# Given instruction
Read the records below. Copy each line where the string "manipulación" occurs.

# Data to use
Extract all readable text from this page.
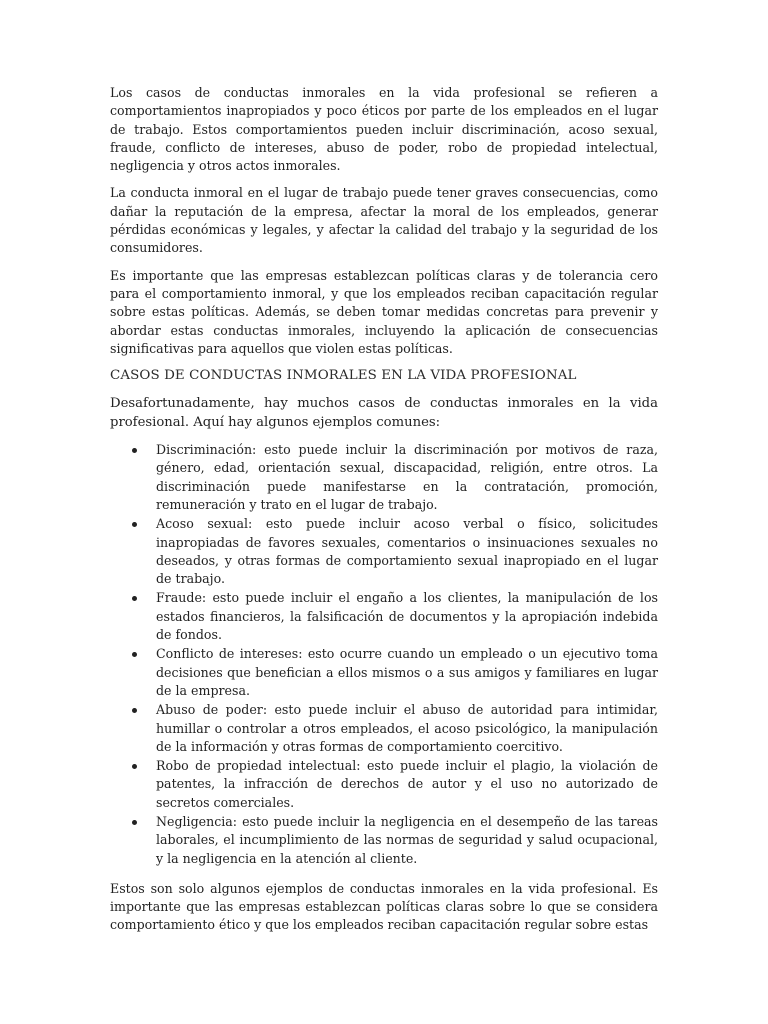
Los casos de conductas inmorales en la vida profesional se refieren a comportamientos inapropiados y poco éticos por parte de los empleados en el lugar de trabajo. Estos comportamientos pueden incluir discriminación, acoso sexual, fraude, conflicto de intereses, abuso de poder, robo de propiedad intelectual, negligencia y otros actos inmorales.

La conducta inmoral en el lugar de trabajo puede tener graves consecuencias, como dañar la reputación de la empresa, afectar la moral de los empleados, generar pérdidas económicas y legales, y afectar la calidad del trabajo y la seguridad de los consumidores.

Es importante que las empresas establezcan políticas claras y de tolerancia cero para el comportamiento inmoral, y que los empleados reciban capacitación regular sobre estas políticas. Además, se deben tomar medidas concretas para prevenir y abordar estas conductas inmorales, incluyendo la aplicación de consecuencias significativas para aquellos que violen estas políticas.

CASOS DE CONDUCTAS INMORALES EN LA VIDA PROFESIONAL

Desafortunadamente, hay muchos casos de conductas inmorales en la vida profesional. Aquí hay algunos ejemplos comunes:

Discriminación: esto puede incluir la discriminación por motivos de raza, género, edad, orientación sexual, discapacidad, religión, entre otros. La discriminación puede manifestarse en la contratación, promoción, remuneración y trato en el lugar de trabajo.
Acoso sexual: esto puede incluir acoso verbal o físico, solicitudes inapropiadas de favores sexuales, comentarios o insinuaciones sexuales no deseados, y otras formas de comportamiento sexual inapropiado en el lugar de trabajo.
Fraude: esto puede incluir el engaño a los clientes, la manipulación de los estados financieros, la falsificación de documentos y la apropiación indebida de fondos.
Conflicto de intereses: esto ocurre cuando un empleado o un ejecutivo toma decisiones que benefician a ellos mismos o a sus amigos y familiares en lugar de la empresa.
Abuso de poder: esto puede incluir el abuso de autoridad para intimidar, humillar o controlar a otros empleados, el acoso psicológico, la manipulación de la información y otras formas de comportamiento coercitivo.
Robo de propiedad intelectual: esto puede incluir el plagio, la violación de patentes, la infracción de derechos de autor y el uso no autorizado de secretos comerciales.
Negligencia: esto puede incluir la negligencia en el desempeño de las tareas laborales, el incumplimiento de las normas de seguridad y salud ocupacional, y la negligencia en la atención al cliente.

Estos son solo algunos ejemplos de conductas inmorales en la vida profesional. Es importante que las empresas establezcan políticas claras sobre lo que se considera comportamiento ético y que los empleados reciban capacitación regular sobre estas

# Problem solution
Fraude: esto puede incluir el engaño a los clientes, la manipulación de los estados financieros, la falsificación de documentos y la apropiación indebida de fondos.
Abuso de poder: esto puede incluir el abuso de autoridad para intimidar, humillar o controlar a otros empleados, el acoso psicológico, la manipulación de la información y otras formas de comportamiento coercitivo.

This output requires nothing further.